Provided information
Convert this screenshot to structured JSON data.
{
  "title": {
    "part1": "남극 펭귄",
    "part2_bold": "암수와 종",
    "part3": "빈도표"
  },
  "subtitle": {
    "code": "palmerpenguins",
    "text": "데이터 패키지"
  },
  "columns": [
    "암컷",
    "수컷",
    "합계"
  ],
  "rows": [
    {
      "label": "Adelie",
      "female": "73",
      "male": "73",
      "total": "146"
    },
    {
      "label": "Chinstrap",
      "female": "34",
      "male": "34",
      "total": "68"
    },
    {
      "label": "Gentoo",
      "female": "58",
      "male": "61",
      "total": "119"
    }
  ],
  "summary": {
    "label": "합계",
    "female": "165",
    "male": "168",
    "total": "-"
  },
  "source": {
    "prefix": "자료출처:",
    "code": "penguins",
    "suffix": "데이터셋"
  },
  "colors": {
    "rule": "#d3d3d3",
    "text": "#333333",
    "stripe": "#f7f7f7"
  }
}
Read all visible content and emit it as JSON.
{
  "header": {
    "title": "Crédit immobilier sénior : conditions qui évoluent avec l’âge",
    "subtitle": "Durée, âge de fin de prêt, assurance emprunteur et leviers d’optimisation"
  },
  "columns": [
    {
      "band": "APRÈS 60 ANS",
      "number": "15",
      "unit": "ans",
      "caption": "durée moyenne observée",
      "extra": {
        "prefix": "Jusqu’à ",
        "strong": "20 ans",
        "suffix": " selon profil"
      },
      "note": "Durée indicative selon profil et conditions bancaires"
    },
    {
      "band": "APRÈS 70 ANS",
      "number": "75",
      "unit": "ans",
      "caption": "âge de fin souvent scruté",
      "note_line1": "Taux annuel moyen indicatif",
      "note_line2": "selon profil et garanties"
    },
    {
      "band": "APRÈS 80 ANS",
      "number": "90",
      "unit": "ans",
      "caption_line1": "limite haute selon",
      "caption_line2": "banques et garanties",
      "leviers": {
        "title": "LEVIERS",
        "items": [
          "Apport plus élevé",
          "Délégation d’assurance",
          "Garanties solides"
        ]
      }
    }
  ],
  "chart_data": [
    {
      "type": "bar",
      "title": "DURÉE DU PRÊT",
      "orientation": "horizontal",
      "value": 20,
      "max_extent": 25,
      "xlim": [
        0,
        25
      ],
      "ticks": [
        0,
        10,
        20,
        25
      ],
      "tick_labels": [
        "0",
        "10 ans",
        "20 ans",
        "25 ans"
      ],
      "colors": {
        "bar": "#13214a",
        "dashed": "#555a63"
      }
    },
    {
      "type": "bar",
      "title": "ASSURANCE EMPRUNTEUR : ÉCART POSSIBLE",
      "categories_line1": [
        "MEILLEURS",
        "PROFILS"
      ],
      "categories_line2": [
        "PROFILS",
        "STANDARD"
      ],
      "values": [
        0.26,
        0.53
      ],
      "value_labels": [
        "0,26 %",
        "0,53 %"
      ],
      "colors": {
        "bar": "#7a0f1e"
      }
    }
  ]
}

What to produce
Copy every line of the data that holds the string "selon".

Task response
        "suffix": " selon profil"
      "note": "Durée indicative selon profil et conditions bancaires"
      "note_line2": "selon profil et garanties"
      "caption_line1": "limite haute selon",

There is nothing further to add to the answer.